"""

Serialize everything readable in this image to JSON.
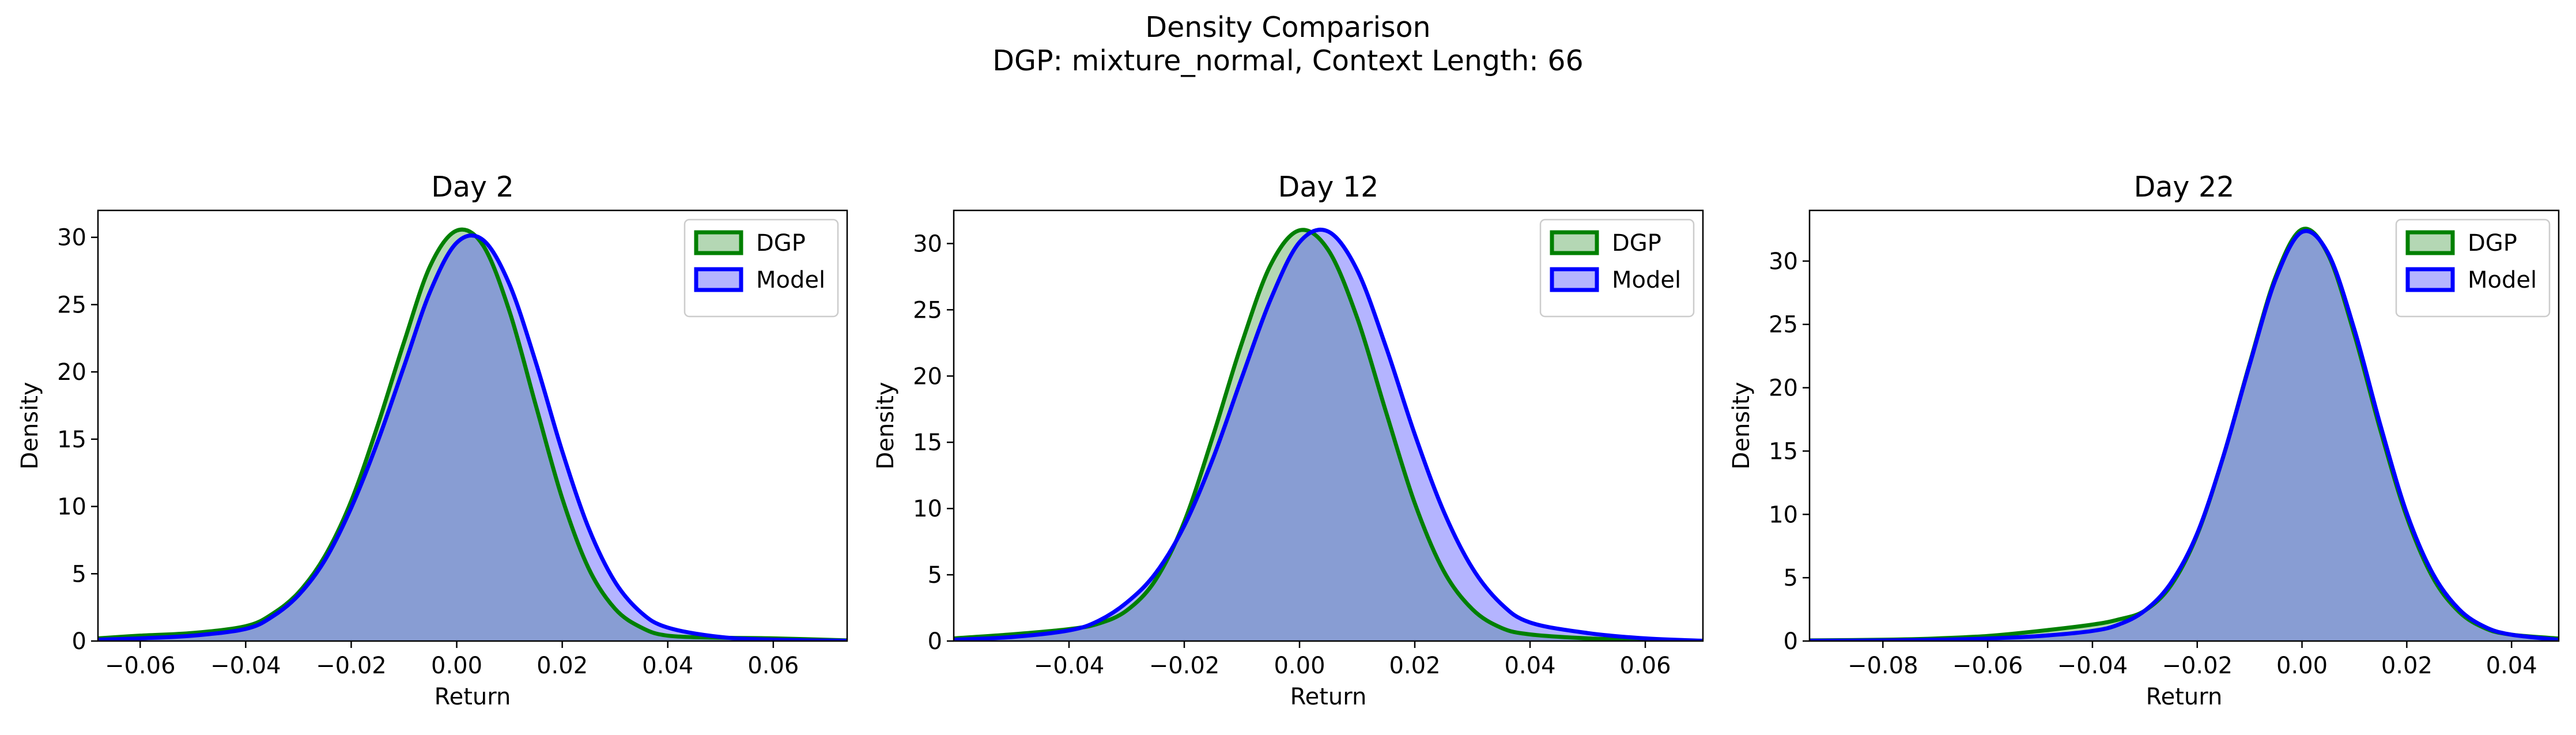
{
  "figure": {
    "title": "Density Comparison",
    "subtitle": "DGP: mixture_normal, Context Length: 66"
  },
  "colors": {
    "dgp": "#008000",
    "model": "#0000ff",
    "dgp_fill": "#4c9f4c",
    "model_fill": "#4c4cff",
    "overlap": "#7b98c8"
  },
  "chart_data": [
    {
      "type": "area",
      "title": "Day 2",
      "xlabel": "Return",
      "ylabel": "Density",
      "xlim": [
        -0.068,
        0.074
      ],
      "ylim": [
        0,
        32
      ],
      "xticks": [
        -0.06,
        -0.04,
        -0.02,
        0.0,
        0.02,
        0.04,
        0.06
      ],
      "xtick_labels": [
        "−0.06",
        "−0.04",
        "−0.02",
        "0.00",
        "0.02",
        "0.04",
        "0.06"
      ],
      "yticks": [
        0,
        5,
        10,
        15,
        20,
        25,
        30
      ],
      "ytick_labels": [
        "0",
        "5",
        "10",
        "15",
        "20",
        "25",
        "30"
      ],
      "legend_position": "top-right",
      "series": [
        {
          "name": "DGP",
          "x": [
            -0.068,
            -0.06,
            -0.05,
            -0.04,
            -0.035,
            -0.03,
            -0.025,
            -0.02,
            -0.015,
            -0.01,
            -0.005,
            0.0,
            0.005,
            0.01,
            0.015,
            0.02,
            0.025,
            0.03,
            0.035,
            0.04,
            0.05,
            0.06,
            0.074
          ],
          "y": [
            0.2,
            0.4,
            0.6,
            1.1,
            2.0,
            3.6,
            6.3,
            10.4,
            16.0,
            22.2,
            27.9,
            30.5,
            29.4,
            24.5,
            17.5,
            10.6,
            5.4,
            2.4,
            1.0,
            0.4,
            0.25,
            0.2,
            0.05
          ]
        },
        {
          "name": "Model",
          "x": [
            -0.068,
            -0.06,
            -0.05,
            -0.04,
            -0.035,
            -0.03,
            -0.025,
            -0.02,
            -0.015,
            -0.01,
            -0.005,
            0.0,
            0.005,
            0.01,
            0.015,
            0.02,
            0.025,
            0.03,
            0.035,
            0.04,
            0.05,
            0.06,
            0.074
          ],
          "y": [
            0.1,
            0.2,
            0.4,
            0.9,
            1.8,
            3.4,
            6.0,
            9.9,
            14.8,
            20.4,
            26.0,
            29.6,
            29.8,
            26.5,
            20.7,
            14.1,
            8.4,
            4.4,
            2.1,
            1.0,
            0.3,
            0.1,
            0.02
          ]
        }
      ]
    },
    {
      "type": "area",
      "title": "Day 12",
      "xlabel": "Return",
      "ylabel": "Density",
      "xlim": [
        -0.06,
        0.07
      ],
      "ylim": [
        0,
        32.5
      ],
      "xticks": [
        -0.04,
        -0.02,
        0.0,
        0.02,
        0.04,
        0.06
      ],
      "xtick_labels": [
        "−0.04",
        "−0.02",
        "0.00",
        "0.02",
        "0.04",
        "0.06"
      ],
      "yticks": [
        0,
        5,
        10,
        15,
        20,
        25,
        30
      ],
      "ytick_labels": [
        "0",
        "5",
        "10",
        "15",
        "20",
        "25",
        "30"
      ],
      "legend_position": "top-right",
      "series": [
        {
          "name": "DGP",
          "x": [
            -0.06,
            -0.05,
            -0.04,
            -0.035,
            -0.03,
            -0.025,
            -0.02,
            -0.015,
            -0.01,
            -0.005,
            0.0,
            0.005,
            0.01,
            0.015,
            0.02,
            0.025,
            0.03,
            0.035,
            0.04,
            0.05,
            0.06,
            0.07
          ],
          "y": [
            0.2,
            0.5,
            0.9,
            1.3,
            2.3,
            4.6,
            9.0,
            15.5,
            22.5,
            28.4,
            31.0,
            29.5,
            24.4,
            17.3,
            10.4,
            5.3,
            2.4,
            1.0,
            0.5,
            0.2,
            0.08,
            0.0
          ]
        },
        {
          "name": "Model",
          "x": [
            -0.06,
            -0.05,
            -0.04,
            -0.035,
            -0.03,
            -0.025,
            -0.02,
            -0.015,
            -0.01,
            -0.005,
            0.0,
            0.005,
            0.01,
            0.015,
            0.02,
            0.025,
            0.03,
            0.035,
            0.04,
            0.05,
            0.06,
            0.07
          ],
          "y": [
            0.1,
            0.3,
            0.8,
            1.5,
            2.9,
            5.1,
            8.7,
            13.8,
            19.9,
            25.8,
            30.1,
            30.9,
            28.0,
            22.2,
            15.6,
            9.8,
            5.5,
            2.8,
            1.4,
            0.6,
            0.2,
            0.02
          ]
        }
      ]
    },
    {
      "type": "area",
      "title": "Day 22",
      "xlabel": "Return",
      "ylabel": "Density",
      "xlim": [
        -0.094,
        0.049
      ],
      "ylim": [
        0,
        34
      ],
      "xticks": [
        -0.08,
        -0.06,
        -0.04,
        -0.02,
        0.0,
        0.02,
        0.04
      ],
      "xtick_labels": [
        "−0.08",
        "−0.06",
        "−0.04",
        "−0.02",
        "0.00",
        "0.02",
        "0.04"
      ],
      "yticks": [
        0,
        5,
        10,
        15,
        20,
        25,
        30
      ],
      "ytick_labels": [
        "0",
        "5",
        "10",
        "15",
        "20",
        "25",
        "30"
      ],
      "legend_position": "top-right",
      "series": [
        {
          "name": "DGP",
          "x": [
            -0.094,
            -0.08,
            -0.07,
            -0.06,
            -0.05,
            -0.04,
            -0.035,
            -0.03,
            -0.025,
            -0.02,
            -0.015,
            -0.01,
            -0.005,
            0.0,
            0.005,
            0.01,
            0.015,
            0.02,
            0.025,
            0.03,
            0.035,
            0.04,
            0.049
          ],
          "y": [
            0.05,
            0.1,
            0.2,
            0.4,
            0.8,
            1.3,
            1.7,
            2.4,
            4.4,
            8.4,
            14.6,
            21.9,
            28.8,
            32.5,
            30.5,
            24.2,
            16.6,
            9.8,
            5.0,
            2.3,
            1.0,
            0.5,
            0.2
          ]
        },
        {
          "name": "Model",
          "x": [
            -0.094,
            -0.08,
            -0.07,
            -0.06,
            -0.05,
            -0.04,
            -0.035,
            -0.03,
            -0.025,
            -0.02,
            -0.015,
            -0.01,
            -0.005,
            0.0,
            0.005,
            0.01,
            0.015,
            0.02,
            0.025,
            0.03,
            0.035,
            0.04,
            0.049
          ],
          "y": [
            0.02,
            0.05,
            0.1,
            0.2,
            0.4,
            0.8,
            1.3,
            2.4,
            4.6,
            8.5,
            14.6,
            21.8,
            28.6,
            32.3,
            30.6,
            24.6,
            17.0,
            10.1,
            5.3,
            2.5,
            1.1,
            0.5,
            0.1
          ]
        }
      ]
    }
  ]
}
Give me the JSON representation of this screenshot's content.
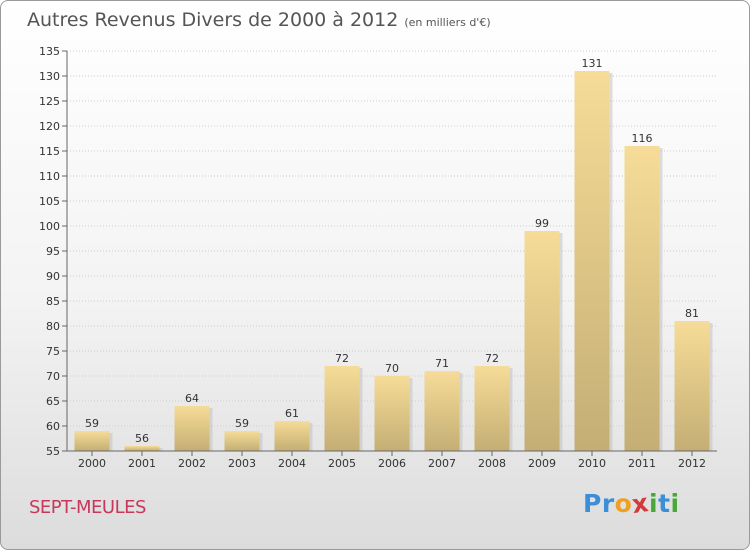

"""

◆ **Your goal**
Write the listing above out again exactly, dropping each image.

◆ **Final answer**
Serialize everything readable in this image to JSON.
{
  "figure": {
    "title": "Density Comparison",
    "subtitle": "DGP: mixture_normal, Context Length: 66"
  },
  "colors": {
    "dgp": "#008000",
    "model": "#0000ff",
    "dgp_fill": "#4c9f4c",
    "model_fill": "#4c4cff",
    "overlap": "#7b98c8"
  },
  "chart_data": [
    {
      "type": "area",
      "title": "Day 2",
      "xlabel": "Return",
      "ylabel": "Density",
      "xlim": [
        -0.068,
        0.074
      ],
      "ylim": [
        0,
        32
      ],
      "xticks": [
        -0.06,
        -0.04,
        -0.02,
        0.0,
        0.02,
        0.04,
        0.06
      ],
      "xtick_labels": [
        "−0.06",
        "−0.04",
        "−0.02",
        "0.00",
        "0.02",
        "0.04",
        "0.06"
      ],
      "yticks": [
        0,
        5,
        10,
        15,
        20,
        25,
        30
      ],
      "ytick_labels": [
        "0",
        "5",
        "10",
        "15",
        "20",
        "25",
        "30"
      ],
      "legend_position": "top-right",
      "series": [
        {
          "name": "DGP",
          "x": [
            -0.068,
            -0.06,
            -0.05,
            -0.04,
            -0.035,
            -0.03,
            -0.025,
            -0.02,
            -0.015,
            -0.01,
            -0.005,
            0.0,
            0.005,
            0.01,
            0.015,
            0.02,
            0.025,
            0.03,
            0.035,
            0.04,
            0.05,
            0.06,
            0.074
          ],
          "y": [
            0.2,
            0.4,
            0.6,
            1.1,
            2.0,
            3.6,
            6.3,
            10.4,
            16.0,
            22.2,
            27.9,
            30.5,
            29.4,
            24.5,
            17.5,
            10.6,
            5.4,
            2.4,
            1.0,
            0.4,
            0.25,
            0.2,
            0.05
          ]
        },
        {
          "name": "Model",
          "x": [
            -0.068,
            -0.06,
            -0.05,
            -0.04,
            -0.035,
            -0.03,
            -0.025,
            -0.02,
            -0.015,
            -0.01,
            -0.005,
            0.0,
            0.005,
            0.01,
            0.015,
            0.02,
            0.025,
            0.03,
            0.035,
            0.04,
            0.05,
            0.06,
            0.074
          ],
          "y": [
            0.1,
            0.2,
            0.4,
            0.9,
            1.8,
            3.4,
            6.0,
            9.9,
            14.8,
            20.4,
            26.0,
            29.6,
            29.8,
            26.5,
            20.7,
            14.1,
            8.4,
            4.4,
            2.1,
            1.0,
            0.3,
            0.1,
            0.02
          ]
        }
      ]
    },
    {
      "type": "area",
      "title": "Day 12",
      "xlabel": "Return",
      "ylabel": "Density",
      "xlim": [
        -0.06,
        0.07
      ],
      "ylim": [
        0,
        32.5
      ],
      "xticks": [
        -0.04,
        -0.02,
        0.0,
        0.02,
        0.04,
        0.06
      ],
      "xtick_labels": [
        "−0.04",
        "−0.02",
        "0.00",
        "0.02",
        "0.04",
        "0.06"
      ],
      "yticks": [
        0,
        5,
        10,
        15,
        20,
        25,
        30
      ],
      "ytick_labels": [
        "0",
        "5",
        "10",
        "15",
        "20",
        "25",
        "30"
      ],
      "legend_position": "top-right",
      "series": [
        {
          "name": "DGP",
          "x": [
            -0.06,
            -0.05,
            -0.04,
            -0.035,
            -0.03,
            -0.025,
            -0.02,
            -0.015,
            -0.01,
            -0.005,
            0.0,
            0.005,
            0.01,
            0.015,
            0.02,
            0.025,
            0.03,
            0.035,
            0.04,
            0.05,
            0.06,
            0.07
          ],
          "y": [
            0.2,
            0.5,
            0.9,
            1.3,
            2.3,
            4.6,
            9.0,
            15.5,
            22.5,
            28.4,
            31.0,
            29.5,
            24.4,
            17.3,
            10.4,
            5.3,
            2.4,
            1.0,
            0.5,
            0.2,
            0.08,
            0.0
          ]
        },
        {
          "name": "Model",
          "x": [
            -0.06,
            -0.05,
            -0.04,
            -0.035,
            -0.03,
            -0.025,
            -0.02,
            -0.015,
            -0.01,
            -0.005,
            0.0,
            0.005,
            0.01,
            0.015,
            0.02,
            0.025,
            0.03,
            0.035,
            0.04,
            0.05,
            0.06,
            0.07
          ],
          "y": [
            0.1,
            0.3,
            0.8,
            1.5,
            2.9,
            5.1,
            8.7,
            13.8,
            19.9,
            25.8,
            30.1,
            30.9,
            28.0,
            22.2,
            15.6,
            9.8,
            5.5,
            2.8,
            1.4,
            0.6,
            0.2,
            0.02
          ]
        }
      ]
    },
    {
      "type": "area",
      "title": "Day 22",
      "xlabel": "Return",
      "ylabel": "Density",
      "xlim": [
        -0.094,
        0.049
      ],
      "ylim": [
        0,
        34
      ],
      "xticks": [
        -0.08,
        -0.06,
        -0.04,
        -0.02,
        0.0,
        0.02,
        0.04
      ],
      "xtick_labels": [
        "−0.08",
        "−0.06",
        "−0.04",
        "−0.02",
        "0.00",
        "0.02",
        "0.04"
      ],
      "yticks": [
        0,
        5,
        10,
        15,
        20,
        25,
        30
      ],
      "ytick_labels": [
        "0",
        "5",
        "10",
        "15",
        "20",
        "25",
        "30"
      ],
      "legend_position": "top-right",
      "series": [
        {
          "name": "DGP",
          "x": [
            -0.094,
            -0.08,
            -0.07,
            -0.06,
            -0.05,
            -0.04,
            -0.035,
            -0.03,
            -0.025,
            -0.02,
            -0.015,
            -0.01,
            -0.005,
            0.0,
            0.005,
            0.01,
            0.015,
            0.02,
            0.025,
            0.03,
            0.035,
            0.04,
            0.049
          ],
          "y": [
            0.05,
            0.1,
            0.2,
            0.4,
            0.8,
            1.3,
            1.7,
            2.4,
            4.4,
            8.4,
            14.6,
            21.9,
            28.8,
            32.5,
            30.5,
            24.2,
            16.6,
            9.8,
            5.0,
            2.3,
            1.0,
            0.5,
            0.2
          ]
        },
        {
          "name": "Model",
          "x": [
            -0.094,
            -0.08,
            -0.07,
            -0.06,
            -0.05,
            -0.04,
            -0.035,
            -0.03,
            -0.025,
            -0.02,
            -0.015,
            -0.01,
            -0.005,
            0.0,
            0.005,
            0.01,
            0.015,
            0.02,
            0.025,
            0.03,
            0.035,
            0.04,
            0.049
          ],
          "y": [
            0.02,
            0.05,
            0.1,
            0.2,
            0.4,
            0.8,
            1.3,
            2.4,
            4.6,
            8.5,
            14.6,
            21.8,
            28.6,
            32.3,
            30.6,
            24.6,
            17.0,
            10.1,
            5.3,
            2.5,
            1.1,
            0.5,
            0.1
          ]
        }
      ]
    }
  ]
}
Give me the JSON representation of this screenshot's content.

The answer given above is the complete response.